begin
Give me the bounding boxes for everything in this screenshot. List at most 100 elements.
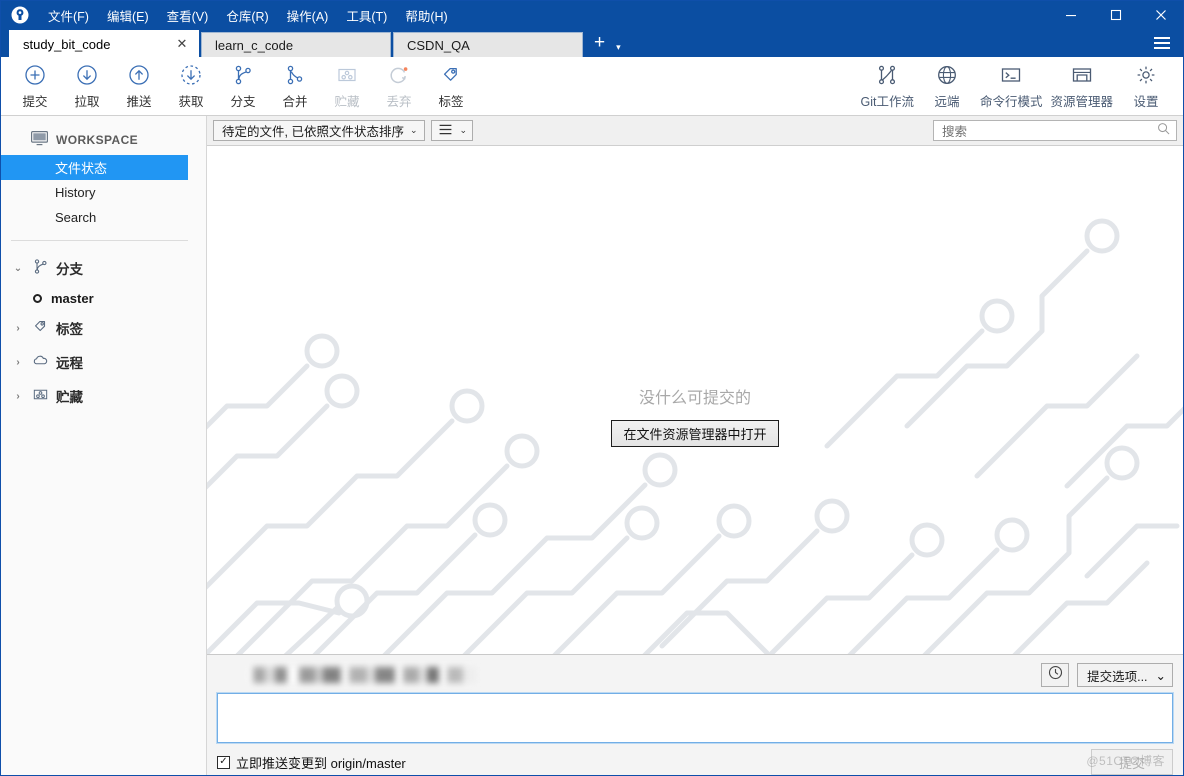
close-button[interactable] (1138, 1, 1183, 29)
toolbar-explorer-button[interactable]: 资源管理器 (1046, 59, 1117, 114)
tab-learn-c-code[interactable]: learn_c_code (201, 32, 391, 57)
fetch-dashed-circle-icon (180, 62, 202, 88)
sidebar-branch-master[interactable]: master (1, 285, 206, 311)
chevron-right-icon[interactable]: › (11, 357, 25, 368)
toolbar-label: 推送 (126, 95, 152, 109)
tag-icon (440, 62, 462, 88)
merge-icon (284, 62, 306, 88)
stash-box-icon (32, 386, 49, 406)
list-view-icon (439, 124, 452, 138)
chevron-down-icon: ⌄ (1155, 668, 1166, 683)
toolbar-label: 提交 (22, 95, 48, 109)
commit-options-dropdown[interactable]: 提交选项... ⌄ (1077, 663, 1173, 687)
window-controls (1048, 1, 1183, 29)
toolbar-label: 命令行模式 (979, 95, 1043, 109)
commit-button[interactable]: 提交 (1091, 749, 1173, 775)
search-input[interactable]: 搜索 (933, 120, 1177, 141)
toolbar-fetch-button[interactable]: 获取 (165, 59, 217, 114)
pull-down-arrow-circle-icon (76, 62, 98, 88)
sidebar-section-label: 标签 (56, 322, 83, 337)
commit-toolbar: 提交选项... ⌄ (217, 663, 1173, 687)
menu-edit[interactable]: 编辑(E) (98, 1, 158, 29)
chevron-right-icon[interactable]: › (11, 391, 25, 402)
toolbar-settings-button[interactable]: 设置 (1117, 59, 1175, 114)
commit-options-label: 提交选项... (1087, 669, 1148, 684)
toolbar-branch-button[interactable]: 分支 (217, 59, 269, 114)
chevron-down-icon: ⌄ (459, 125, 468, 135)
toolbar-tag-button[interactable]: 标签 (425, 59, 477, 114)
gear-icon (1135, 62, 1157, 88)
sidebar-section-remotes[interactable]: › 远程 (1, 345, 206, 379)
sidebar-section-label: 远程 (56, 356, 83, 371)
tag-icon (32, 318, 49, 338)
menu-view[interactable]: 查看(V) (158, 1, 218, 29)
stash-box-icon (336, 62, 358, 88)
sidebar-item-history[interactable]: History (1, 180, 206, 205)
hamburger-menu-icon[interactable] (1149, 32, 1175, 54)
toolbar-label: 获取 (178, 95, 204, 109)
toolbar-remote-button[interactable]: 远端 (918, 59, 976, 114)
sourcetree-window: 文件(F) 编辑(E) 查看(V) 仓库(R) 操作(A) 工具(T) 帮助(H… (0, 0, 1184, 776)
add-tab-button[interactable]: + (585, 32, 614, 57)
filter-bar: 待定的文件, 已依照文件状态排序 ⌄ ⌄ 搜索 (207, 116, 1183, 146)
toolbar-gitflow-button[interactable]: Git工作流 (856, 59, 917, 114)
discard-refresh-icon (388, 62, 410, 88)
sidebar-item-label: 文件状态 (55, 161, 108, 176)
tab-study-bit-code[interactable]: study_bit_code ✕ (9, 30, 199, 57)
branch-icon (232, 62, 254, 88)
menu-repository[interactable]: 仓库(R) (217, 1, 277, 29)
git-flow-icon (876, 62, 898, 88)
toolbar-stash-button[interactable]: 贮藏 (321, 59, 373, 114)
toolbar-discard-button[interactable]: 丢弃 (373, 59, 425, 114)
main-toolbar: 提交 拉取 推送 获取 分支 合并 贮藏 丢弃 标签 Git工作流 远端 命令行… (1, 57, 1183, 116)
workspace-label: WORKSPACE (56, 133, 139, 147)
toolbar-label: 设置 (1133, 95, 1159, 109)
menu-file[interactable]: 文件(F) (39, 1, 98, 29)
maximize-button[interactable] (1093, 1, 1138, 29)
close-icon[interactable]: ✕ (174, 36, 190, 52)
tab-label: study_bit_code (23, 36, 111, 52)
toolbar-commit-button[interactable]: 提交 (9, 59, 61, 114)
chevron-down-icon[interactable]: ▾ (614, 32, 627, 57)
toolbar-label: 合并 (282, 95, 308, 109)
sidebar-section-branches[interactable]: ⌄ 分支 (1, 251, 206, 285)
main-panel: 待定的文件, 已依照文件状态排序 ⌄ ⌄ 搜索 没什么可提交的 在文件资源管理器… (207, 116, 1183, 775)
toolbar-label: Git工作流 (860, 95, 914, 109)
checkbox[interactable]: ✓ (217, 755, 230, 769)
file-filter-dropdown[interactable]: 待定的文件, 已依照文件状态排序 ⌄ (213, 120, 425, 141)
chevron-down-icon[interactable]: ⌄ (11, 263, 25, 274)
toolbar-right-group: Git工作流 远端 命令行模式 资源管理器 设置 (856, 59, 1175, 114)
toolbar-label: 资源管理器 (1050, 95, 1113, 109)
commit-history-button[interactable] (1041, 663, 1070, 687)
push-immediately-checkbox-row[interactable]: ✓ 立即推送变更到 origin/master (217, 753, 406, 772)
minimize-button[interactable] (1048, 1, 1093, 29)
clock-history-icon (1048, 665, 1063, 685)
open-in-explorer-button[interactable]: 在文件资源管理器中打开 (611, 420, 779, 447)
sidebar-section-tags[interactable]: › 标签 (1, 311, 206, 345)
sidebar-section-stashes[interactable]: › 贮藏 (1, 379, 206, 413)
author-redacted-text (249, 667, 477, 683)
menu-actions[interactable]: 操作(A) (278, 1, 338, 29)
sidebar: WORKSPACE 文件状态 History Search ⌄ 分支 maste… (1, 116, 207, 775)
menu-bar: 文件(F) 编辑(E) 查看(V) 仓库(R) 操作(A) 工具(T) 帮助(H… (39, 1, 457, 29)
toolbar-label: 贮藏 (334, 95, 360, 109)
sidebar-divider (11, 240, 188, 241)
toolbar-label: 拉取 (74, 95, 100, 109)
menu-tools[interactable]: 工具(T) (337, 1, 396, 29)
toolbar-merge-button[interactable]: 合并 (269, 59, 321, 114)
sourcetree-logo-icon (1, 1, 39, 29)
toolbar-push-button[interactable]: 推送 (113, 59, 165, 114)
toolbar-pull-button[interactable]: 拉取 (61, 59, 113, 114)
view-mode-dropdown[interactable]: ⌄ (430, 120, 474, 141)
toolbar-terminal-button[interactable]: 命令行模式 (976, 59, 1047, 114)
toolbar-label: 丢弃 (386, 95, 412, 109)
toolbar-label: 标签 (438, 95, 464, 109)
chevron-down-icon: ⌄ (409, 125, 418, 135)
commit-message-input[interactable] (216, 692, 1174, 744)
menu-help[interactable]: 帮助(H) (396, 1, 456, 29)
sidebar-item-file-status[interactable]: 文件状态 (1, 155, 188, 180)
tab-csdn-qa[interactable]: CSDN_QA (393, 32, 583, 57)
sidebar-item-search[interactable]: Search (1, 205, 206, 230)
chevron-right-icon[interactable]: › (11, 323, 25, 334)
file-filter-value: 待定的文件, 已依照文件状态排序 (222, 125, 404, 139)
end
begin
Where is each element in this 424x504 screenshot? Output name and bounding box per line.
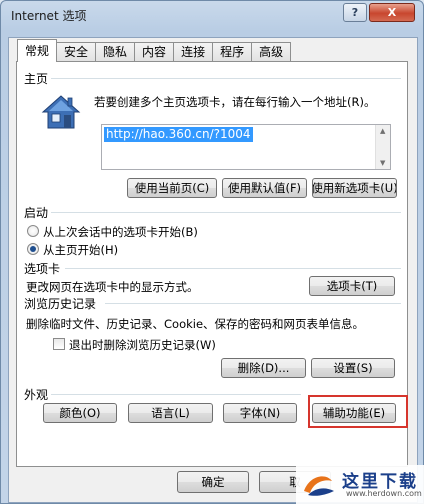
end
▶ **Exercise brief**
Convert the part of the records that opens with the line containing "Give me the" and closes with the line containing "list-view-icon (439, 124, 452, 138)" into a JSON list of strings, one string per line and blank lines omitted. Leave the pictures out of the answer.

▶ **Solution for this problem**
[
  "Give me the bounding boxes for everything in this screenshot. List at most 100 elements.",
  "close-button[interactable] (1138, 1, 1183, 29)",
  "toolbar-explorer-button[interactable]: 资源管理器 (1046, 59, 1117, 114)",
  "tab-learn-c-code[interactable]: learn_c_code (201, 32, 391, 57)",
  "fetch-dashed-circle-icon (180, 62, 202, 88)",
  "sidebar-branch-master[interactable]: master (1, 285, 206, 311)",
  "chevron-right-icon[interactable]: › (11, 357, 25, 368)",
  "toolbar-label: 推送 (126, 95, 152, 109)",
  "tag-icon (440, 62, 462, 88)",
  "merge-icon (284, 62, 306, 88)",
  "stash-box-icon (32, 386, 49, 406)",
  "list-view-icon (439, 124, 452, 138)"
]